● **Stated task**: An exact copy of the records is required, minus the pictures they hold.

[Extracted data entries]
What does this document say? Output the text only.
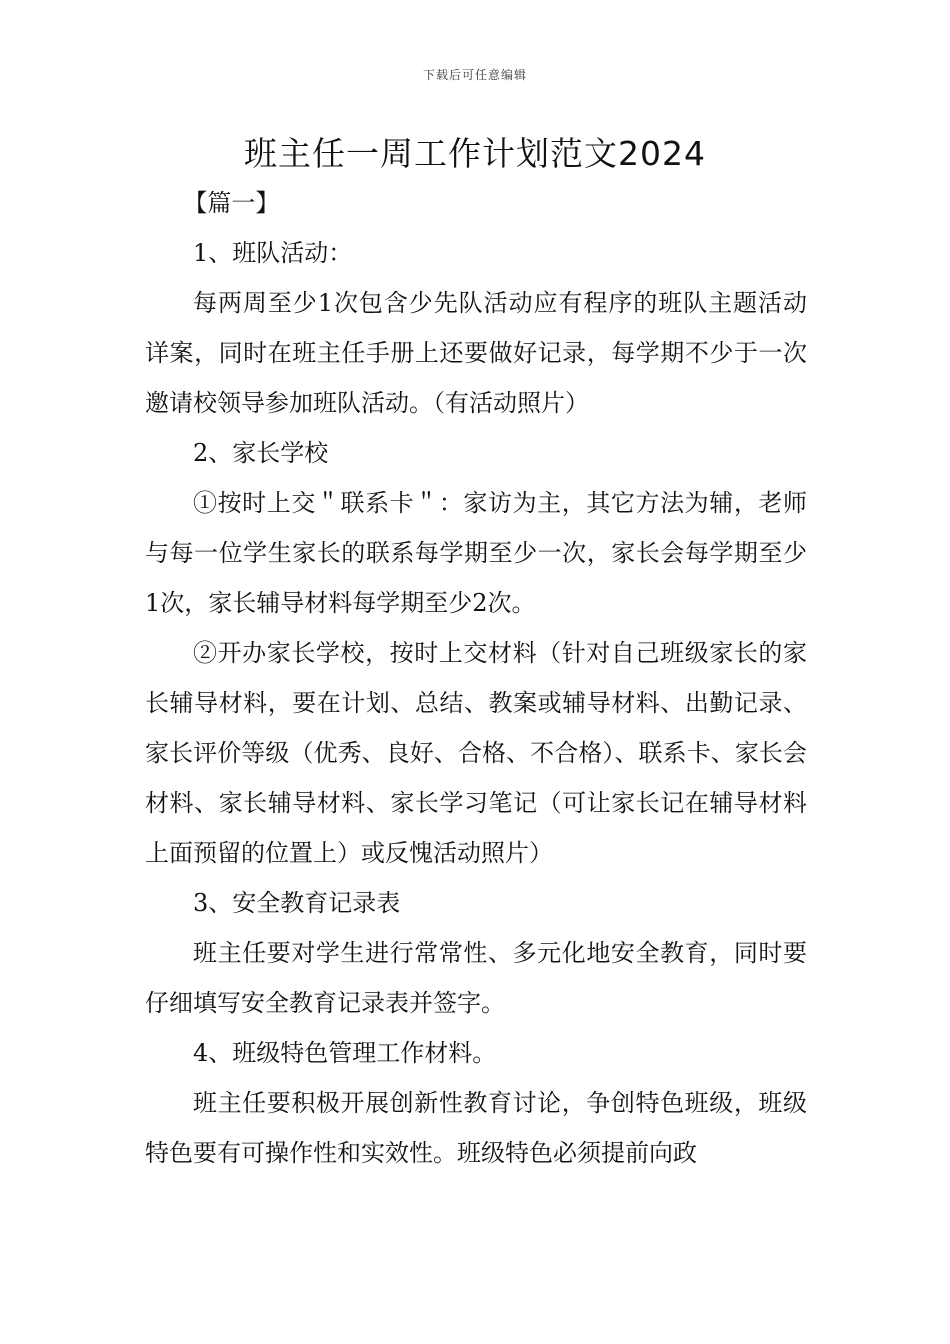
下载后可任意编辑
班主任一周工作计划范文2024

【篇一】

1、班队活动：

每两周至少1次包含少先队活动应有程序的班队主题活动详案，同时在班主任手册上还要做好记录，每学期不少于一次邀请校领导参加班队活动。（有活动照片）

2、家长学校

①按时上交＂联系卡＂：家访为主，其它方法为辅，老师与每一位学生家长的联系每学期至少一次，家长会每学期至少1次，家长辅导材料每学期至少2次。

②开办家长学校，按时上交材料（针对自己班级家长的家长辅导材料，要在计划、总结、教案或辅导材料、出勤记录、家长评价等级（优秀、良好、合格、不合格）、联系卡、家长会材料、家长辅导材料、家长学习笔记（可让家长记在辅导材料上面预留的位置上）或反愧活动照片）

3、安全教育记录表

班主任要对学生进行常常性、多元化地安全教育，同时要仔细填写安全教育记录表并签字。

4、班级特色管理工作材料。

班主任要积极开展创新性教育讨论，争创特色班级，班级特色要有可操作性和实效性。班级特色必须提前向政
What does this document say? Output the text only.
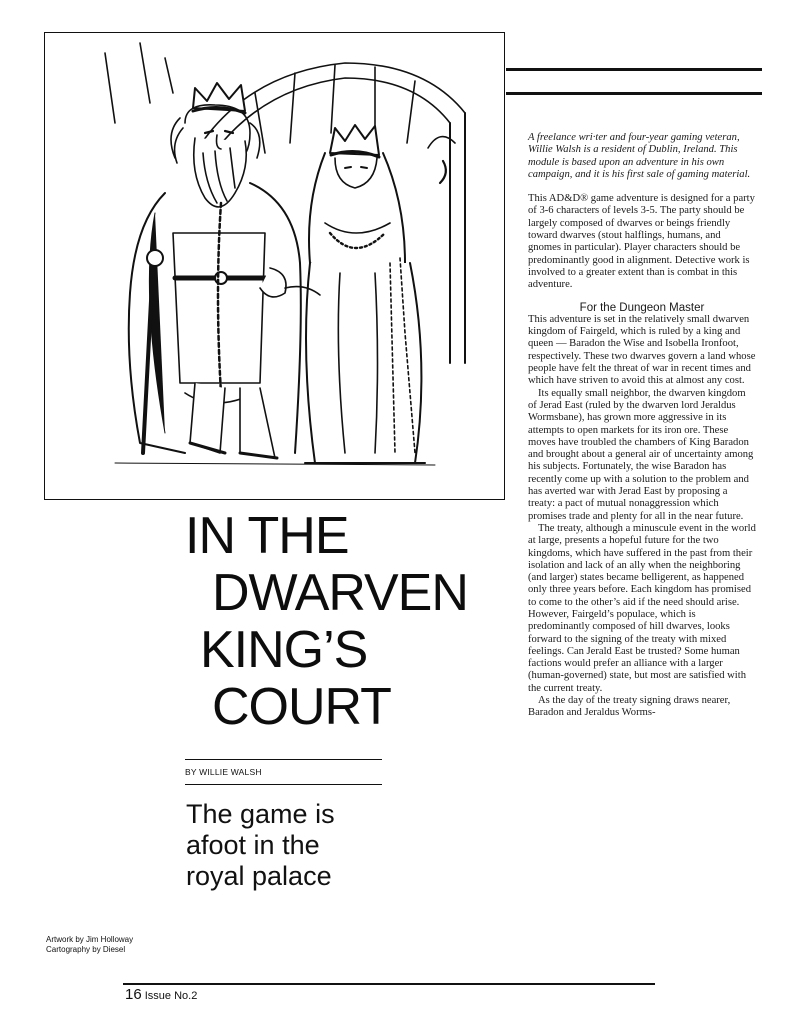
A freelance wri·ter and four-year gaming veteran, Willie Walsh is a resident of Dublin, Ireland. This module is based upon an adventure in his own campaign, and it is his first sale of gaming material.

This AD&D® game adventure is designed for a party of 3-6 characters of levels 3-5. The party should be largely composed of dwarves or beings friendly toward dwarves (stout halflings, humans, and gnomes in particular). Player characters should be predominantly good in alignment. Detective work is involved to a greater extent than is combat in this adventure.

For the Dungeon Master

This adventure is set in the relatively small dwarven kingdom of Fairgeld, which is ruled by a king and queen — Baradon the Wise and Isobella Ironfoot, respectively. These two dwarves govern a land whose people have felt the threat of war in recent times and which have striven to avoid this at almost any cost.

Its equally small neighbor, the dwarven kingdom of Jerad East (ruled by the dwarven lord Jeraldus Wormsbane), has grown more aggressive in its attempts to open markets for its iron ore. These moves have troubled the chambers of King Baradon and brought about a general air of uncertainty among his subjects. Fortunately, the wise Baradon has recently come up with a solution to the problem and has averted war with Jerad East by proposing a treaty: a pact of mutual nonaggression which promises trade and plenty for all in the near future.

The treaty, although a minuscule event in the world at large, presents a hopeful future for the two kingdoms, which have suffered in the past from their isolation and lack of an ally when the neighboring (and larger) states became belligerent, as happened only three years before. Each kingdom has promised to come to the other’s aid if the need should arise. However, Fairgeld’s populace, which is predominantly composed of hill dwarves, looks forward to the signing of the treaty with mixed feelings. Can Jerald East be trusted? Some human factions would prefer an alliance with a larger (human-governed) state, but most are satisfied with the current treaty.

As the day of the treaty signing draws nearer, Baradon and Jeraldus Worms-

IN THE
DWARVEN
KING’S
COURT
BY WILLIE WALSH
The game is
afoot in the
royal palace
Artwork by Jim Holloway
Cartography by Diesel
16 Issue No.2
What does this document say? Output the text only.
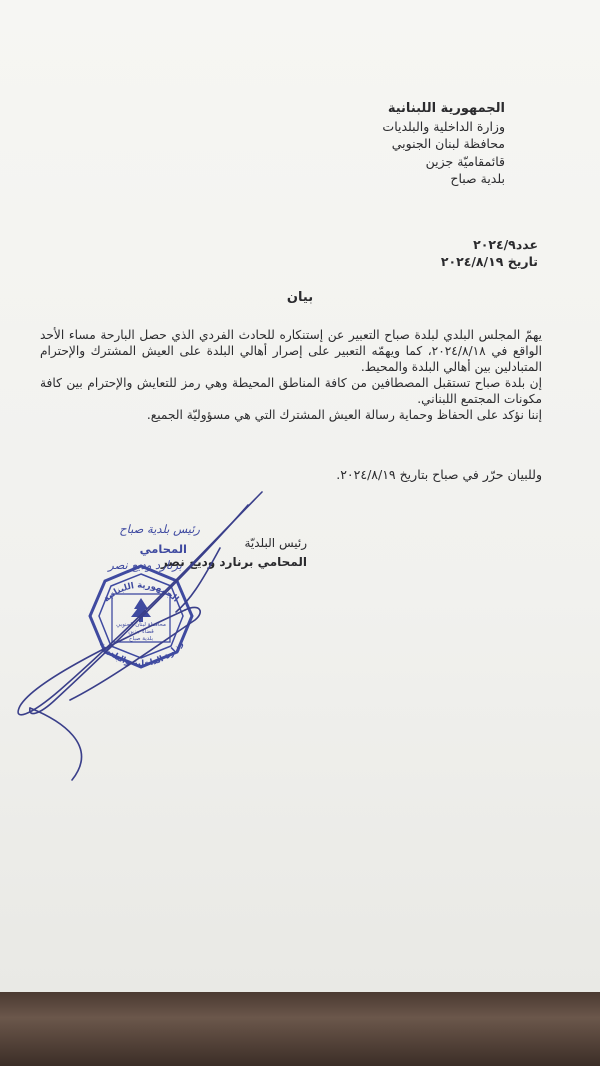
الجمهورية اللبنانية
وزارة الداخلية والبلديات
محافظة لبنان الجنوبي
قائمقاميّة جزين
بلدية صباح
عدد٢٠٢٤/٩
تاريخ ٢٠٢٤/٨/١٩
بيان

يهمّ المجلس البلدي لبلدة صباح التعبير عن إستنكاره للحادث الفردي الذي حصل البارحة مساء الأحد الواقع في ٢٠٢٤/٨/١٨، كما ويهمّه التعبير على إصرار أهالي البلدة على العيش المشترك والإحترام المتبادلين بين أهالي البلدة والمحيط.

إن بلدة صباح تستقبل المصطافين من كافة المناطق المحيطة وهي رمز للتعايش والإحترام بين كافة مكونات المجتمع اللبناني.

إننا نؤكد على الحفاظ وحماية رسالة العيش المشترك التي هي مسؤوليّة الجميع.

وللبيان حرّر في صباح بتاريخ ٢٠٢٤/٨/١٩.
رئيس البلديّة
المحامي برنارد وديع نصر
رئيس بلدية صباح
المحامي
برنارد وديع نصر
الجمهورية اللبنانية
وزارة الداخلية والبلديات
محافظة لبنان الجنوبي
قضاء جزين
بلدية صباح
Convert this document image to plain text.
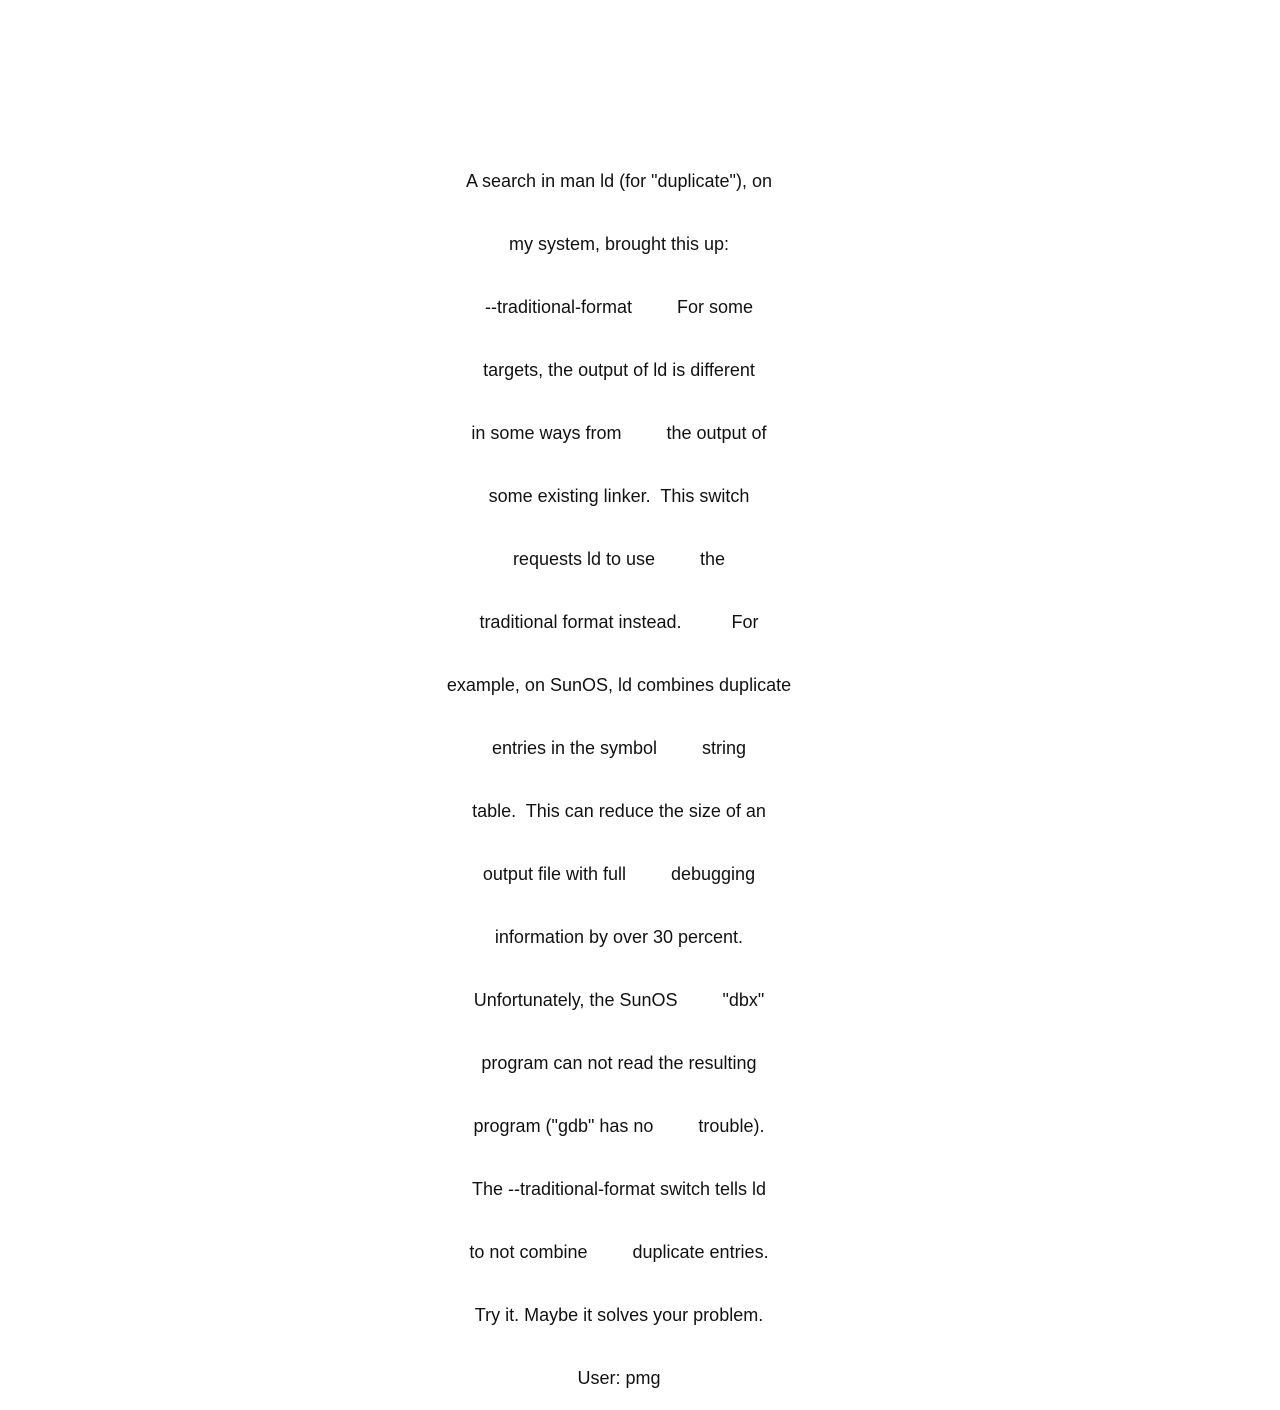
A search in man ld (for "duplicate"), on

my system, brought this up:

--traditional-format         For some

targets, the output of ld is different

in some ways from         the output of

some existing linker.  This switch

requests ld to use         the

traditional format instead.          For

example, on SunOS, ld combines duplicate

entries in the symbol         string

table.  This can reduce the size of an

output file with full         debugging

information by over 30 percent.

Unfortunately, the SunOS         "dbx"

program can not read the resulting

program ("gdb" has no         trouble).

The --traditional-format switch tells ld

to not combine         duplicate entries.

Try it. Maybe it solves your problem.

User: pmg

● **Output below**:
What does this document say? Output the text only.
下载后可任意编辑
班主任一周工作计划范文2024

【篇一】

1、班队活动：

每两周至少1次包含少先队活动应有程序的班队主题活动详案，同时在班主任手册上还要做好记录，每学期不少于一次邀请校领导参加班队活动。（有活动照片）

2、家长学校

①按时上交＂联系卡＂：家访为主，其它方法为辅，老师与每一位学生家长的联系每学期至少一次，家长会每学期至少1次，家长辅导材料每学期至少2次。

②开办家长学校，按时上交材料（针对自己班级家长的家长辅导材料，要在计划、总结、教案或辅导材料、出勤记录、家长评价等级（优秀、良好、合格、不合格）、联系卡、家长会材料、家长辅导材料、家长学习笔记（可让家长记在辅导材料上面预留的位置上）或反愧活动照片）

3、安全教育记录表

班主任要对学生进行常常性、多元化地安全教育，同时要仔细填写安全教育记录表并签字。

4、班级特色管理工作材料。

班主任要积极开展创新性教育讨论，争创特色班级，班级特色要有可操作性和实效性。班级特色必须提前向政
What does this document say? Output the text only.
A freelance wri·ter and four-year gaming veteran, Willie Walsh is a resident of Dublin, Ireland. This module is based upon an adventure in his own campaign, and it is his first sale of gaming material.

This AD&D® game adventure is designed for a party of 3-6 characters of levels 3-5. The party should be largely composed of dwarves or beings friendly toward dwarves (stout halflings, humans, and gnomes in particular). Player characters should be predominantly good in alignment. Detective work is involved to a greater extent than is combat in this adventure.

For the Dungeon Master

This adventure is set in the relatively small dwarven kingdom of Fairgeld, which is ruled by a king and queen — Baradon the Wise and Isobella Ironfoot, respectively. These two dwarves govern a land whose people have felt the threat of war in recent times and which have striven to avoid this at almost any cost.

Its equally small neighbor, the dwarven kingdom of Jerad East (ruled by the dwarven lord Jeraldus Wormsbane), has grown more aggressive in its attempts to open markets for its iron ore. These moves have troubled the chambers of King Baradon and brought about a general air of uncertainty among his subjects. Fortunately, the wise Baradon has recently come up with a solution to the problem and has averted war with Jerad East by proposing a treaty: a pact of mutual nonaggression which promises trade and plenty for all in the near future.

The treaty, although a minuscule event in the world at large, presents a hopeful future for the two kingdoms, which have suffered in the past from their isolation and lack of an ally when the neighboring (and larger) states became belligerent, as happened only three years before. Each kingdom has promised to come to the other’s aid if the need should arise. However, Fairgeld’s populace, which is predominantly composed of hill dwarves, looks forward to the signing of the treaty with mixed feelings. Can Jerald East be trusted? Some human factions would prefer an alliance with a larger (human-governed) state, but most are satisfied with the current treaty.

As the day of the treaty signing draws nearer, Baradon and Jeraldus Worms-

IN THE
DWARVEN
KING’S
COURT
BY WILLIE WALSH
The game is
afoot in the
royal palace
Artwork by Jim Holloway
Cartography by Diesel
16 Issue No.2
What does this document say? Output the text only.
الجمهورية اللبنانية
وزارة الداخلية والبلديات
محافظة لبنان الجنوبي
قائمقاميّة جزين
بلدية صباح
عدد٢٠٢٤/٩
تاريخ ٢٠٢٤/٨/١٩
بيان

يهمّ المجلس البلدي لبلدة صباح التعبير عن إستنكاره للحادث الفردي الذي حصل البارحة مساء الأحد الواقع في ٢٠٢٤/٨/١٨، كما ويهمّه التعبير على إصرار أهالي البلدة على العيش المشترك والإحترام المتبادلين بين أهالي البلدة والمحيط.

إن بلدة صباح تستقبل المصطافين من كافة المناطق المحيطة وهي رمز للتعايش والإحترام بين كافة مكونات المجتمع اللبناني.

إننا نؤكد على الحفاظ وحماية رسالة العيش المشترك التي هي مسؤوليّة الجميع.

وللبيان حرّر في صباح بتاريخ ٢٠٢٤/٨/١٩.
رئيس البلديّة
المحامي برنارد وديع نصر
رئيس بلدية صباح
المحامي
برنارد وديع نصر
الجمهورية اللبنانية
وزارة الداخلية والبلديات
محافظة لبنان الجنوبي
قضاء جزين
بلدية صباح
Convert this document image to plain text.
A search in man ld (for "duplicate"), on

my system, brought this up:

--traditional-format         For some

targets, the output of ld is different

in some ways from         the output of

some existing linker.  This switch

requests ld to use         the

traditional format instead.          For

example, on SunOS, ld combines duplicate

entries in the symbol         string

table.  This can reduce the size of an

output file with full         debugging

information by over 30 percent.

Unfortunately, the SunOS         "dbx"

program can not read the resulting

program ("gdb" has no         trouble).

The --traditional-format switch tells ld

to not combine         duplicate entries.

Try it. Maybe it solves your problem.

User: pmg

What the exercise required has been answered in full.